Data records
===============
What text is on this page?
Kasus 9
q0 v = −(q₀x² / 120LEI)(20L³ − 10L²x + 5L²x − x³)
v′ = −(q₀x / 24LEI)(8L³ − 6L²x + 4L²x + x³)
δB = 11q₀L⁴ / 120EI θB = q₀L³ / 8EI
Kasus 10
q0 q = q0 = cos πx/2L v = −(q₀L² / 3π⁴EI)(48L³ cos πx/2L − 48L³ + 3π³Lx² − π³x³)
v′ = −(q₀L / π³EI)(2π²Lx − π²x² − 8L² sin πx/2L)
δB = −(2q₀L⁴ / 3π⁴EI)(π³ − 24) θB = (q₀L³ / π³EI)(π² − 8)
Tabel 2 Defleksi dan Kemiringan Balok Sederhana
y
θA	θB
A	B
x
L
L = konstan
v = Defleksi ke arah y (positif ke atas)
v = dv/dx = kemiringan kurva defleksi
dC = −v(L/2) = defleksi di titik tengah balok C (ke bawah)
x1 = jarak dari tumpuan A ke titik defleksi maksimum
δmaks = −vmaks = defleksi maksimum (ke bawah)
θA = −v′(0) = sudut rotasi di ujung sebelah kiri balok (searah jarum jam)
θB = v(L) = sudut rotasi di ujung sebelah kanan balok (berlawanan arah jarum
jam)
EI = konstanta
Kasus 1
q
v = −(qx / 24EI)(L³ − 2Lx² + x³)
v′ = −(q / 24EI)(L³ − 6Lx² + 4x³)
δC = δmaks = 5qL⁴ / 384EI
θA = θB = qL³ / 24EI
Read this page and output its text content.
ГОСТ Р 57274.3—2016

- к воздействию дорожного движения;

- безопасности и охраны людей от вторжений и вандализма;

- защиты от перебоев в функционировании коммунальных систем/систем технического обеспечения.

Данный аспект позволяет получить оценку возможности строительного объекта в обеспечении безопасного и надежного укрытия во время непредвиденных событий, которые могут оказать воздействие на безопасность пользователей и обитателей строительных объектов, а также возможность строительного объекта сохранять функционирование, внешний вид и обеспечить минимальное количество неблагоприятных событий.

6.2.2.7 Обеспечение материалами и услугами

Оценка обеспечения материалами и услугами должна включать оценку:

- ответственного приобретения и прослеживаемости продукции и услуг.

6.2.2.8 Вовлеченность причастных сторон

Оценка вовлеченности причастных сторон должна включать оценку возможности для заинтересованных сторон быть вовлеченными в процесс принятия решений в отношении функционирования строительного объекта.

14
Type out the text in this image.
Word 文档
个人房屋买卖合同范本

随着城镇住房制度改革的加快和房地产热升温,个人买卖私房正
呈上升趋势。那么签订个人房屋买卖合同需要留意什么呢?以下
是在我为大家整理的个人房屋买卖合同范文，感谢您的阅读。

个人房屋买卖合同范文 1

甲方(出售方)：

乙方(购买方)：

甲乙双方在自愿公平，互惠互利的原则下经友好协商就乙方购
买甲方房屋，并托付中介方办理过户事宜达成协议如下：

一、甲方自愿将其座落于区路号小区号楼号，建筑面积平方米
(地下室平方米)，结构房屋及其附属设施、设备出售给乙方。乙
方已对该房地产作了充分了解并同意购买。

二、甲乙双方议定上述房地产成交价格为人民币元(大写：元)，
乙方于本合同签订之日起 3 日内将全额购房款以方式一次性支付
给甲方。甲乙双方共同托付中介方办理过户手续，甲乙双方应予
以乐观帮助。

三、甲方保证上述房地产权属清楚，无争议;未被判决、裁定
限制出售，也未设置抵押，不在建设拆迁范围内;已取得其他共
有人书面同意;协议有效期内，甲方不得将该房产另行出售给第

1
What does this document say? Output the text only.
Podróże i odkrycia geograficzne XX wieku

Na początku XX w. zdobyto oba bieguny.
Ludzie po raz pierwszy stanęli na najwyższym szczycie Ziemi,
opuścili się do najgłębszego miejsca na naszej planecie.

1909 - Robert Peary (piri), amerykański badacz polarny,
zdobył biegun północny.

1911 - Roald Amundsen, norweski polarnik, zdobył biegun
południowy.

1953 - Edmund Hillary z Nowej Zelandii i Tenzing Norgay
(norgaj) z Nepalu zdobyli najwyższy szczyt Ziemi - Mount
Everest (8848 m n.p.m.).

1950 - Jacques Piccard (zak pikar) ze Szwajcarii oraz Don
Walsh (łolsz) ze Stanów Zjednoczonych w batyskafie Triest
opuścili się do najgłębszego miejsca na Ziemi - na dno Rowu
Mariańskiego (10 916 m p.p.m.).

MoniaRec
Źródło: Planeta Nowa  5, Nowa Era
===============
[INSTRUCTION]: Find the word "rotasi" in the data and copy out each line where it turns up.

[SOLUTION TO THE PROBLEM]:
θA = −v′(0) = sudut rotasi di ujung sebelah kiri balok (searah jarum jam)
θB = v(L) = sudut rotasi di ujung sebelah kanan balok (berlawanan arah jarum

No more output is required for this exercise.